__Selected passage__.
=-=-=-=-=

July 13, 2015 at 11:40 pm

Hi there! First off, thank your very much for this website. I’ve got no mathematical knowledge whatsoever, and your lessons have been very very helpful. I’ve been following each of them very carefully, and I understand pretty much everything (including Cantor’s diagonal….mind blowing!!!) So…. you’re a great teacher!! Now today was the exception (I failed as a student), which is funny since the reasoning about the cardinality of the power set seems to be very simple, right? For some reason, though, I can’t get it!! While I do understand each specific steps of the reasoning, I can’t make sense of it as a whole. I don’t see how ascribing a binary value [0,1] to each element of a set S can give you the cardinality of P(S)?? I understand everything quite mechanically, as it were. If you have S = {1,2,3}, then you go: 1: either 0 or 1; 2: either 0 or 1; 3: either 0 or 1, then, since each member either it is in S or not, 2x2x2 should give you |P(S)|. But this is precisely what I don’t (truly) understand… help! Thanks again, and kind regards from Switzerland!!

=-=-=-=-=

Pick up the forum comment about counting the subsets of a set right after its last line and keep writing it.

__Collected data__.
=-=-=-=-=

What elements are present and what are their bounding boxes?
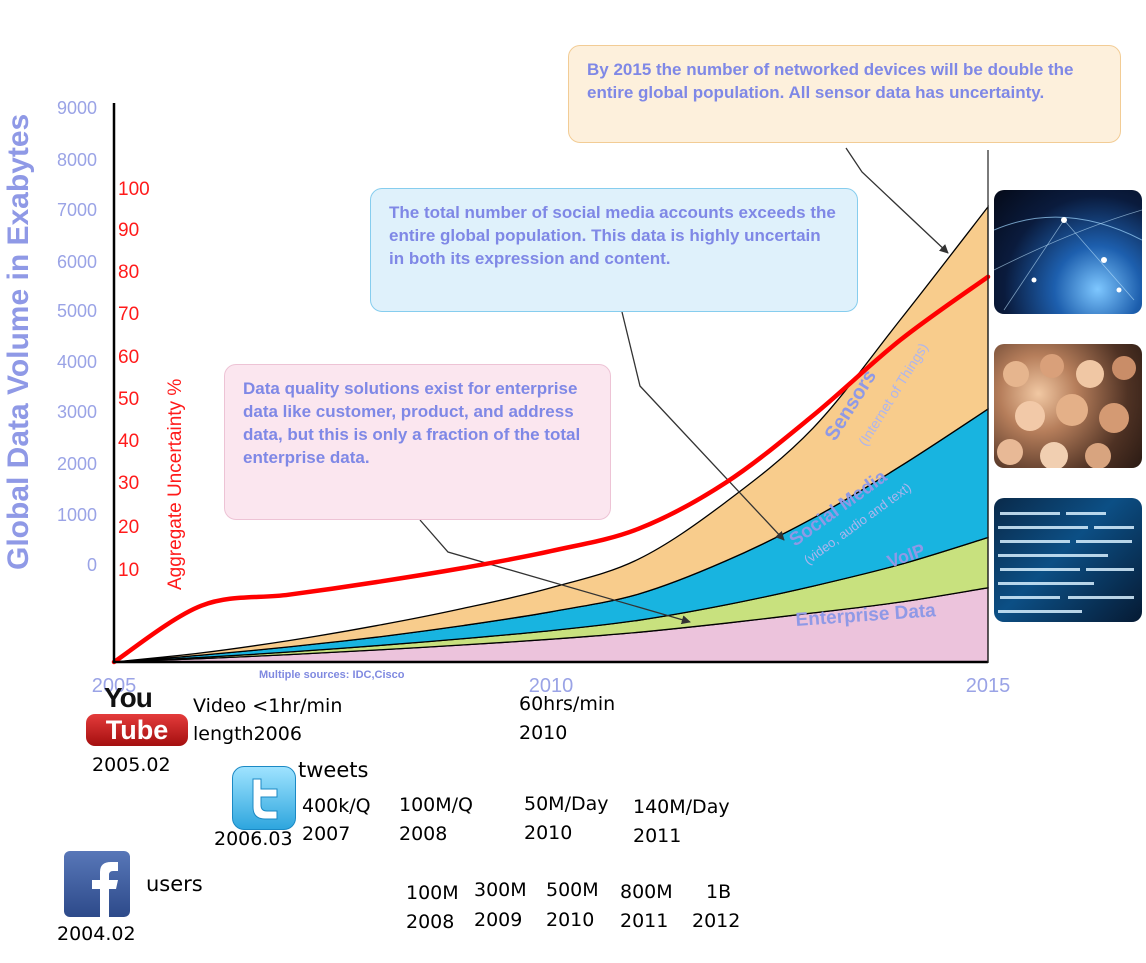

=-=-=-=-=

__Answer to this exercise__.
Anonymous says:

July 14, 2015 at 12:29 am

another related question (i’m still struggling!): when you say “Thus, there is a bijective correspondence between subsets of A and functions f : A\rightarrow \{0,1\}”, you mean that the bijection is with every function (0 and 1) or only with those that send an element in A to 1??

- TrueBeautyOfMath says:
  
  July 15, 2015 at 7:20 am
  
  First of all I’m glad to hear you like the site, and I hope you continue to do so! 🙂 I’m also glad to hear that you’re able to follow the lessons even without much background, as that is precisely what the goal is. Now on to your questions (which are great questions, by the way, and thanks for asking about your confusion instead of giving up, that’s very admirable (and well in the spirit of math!)).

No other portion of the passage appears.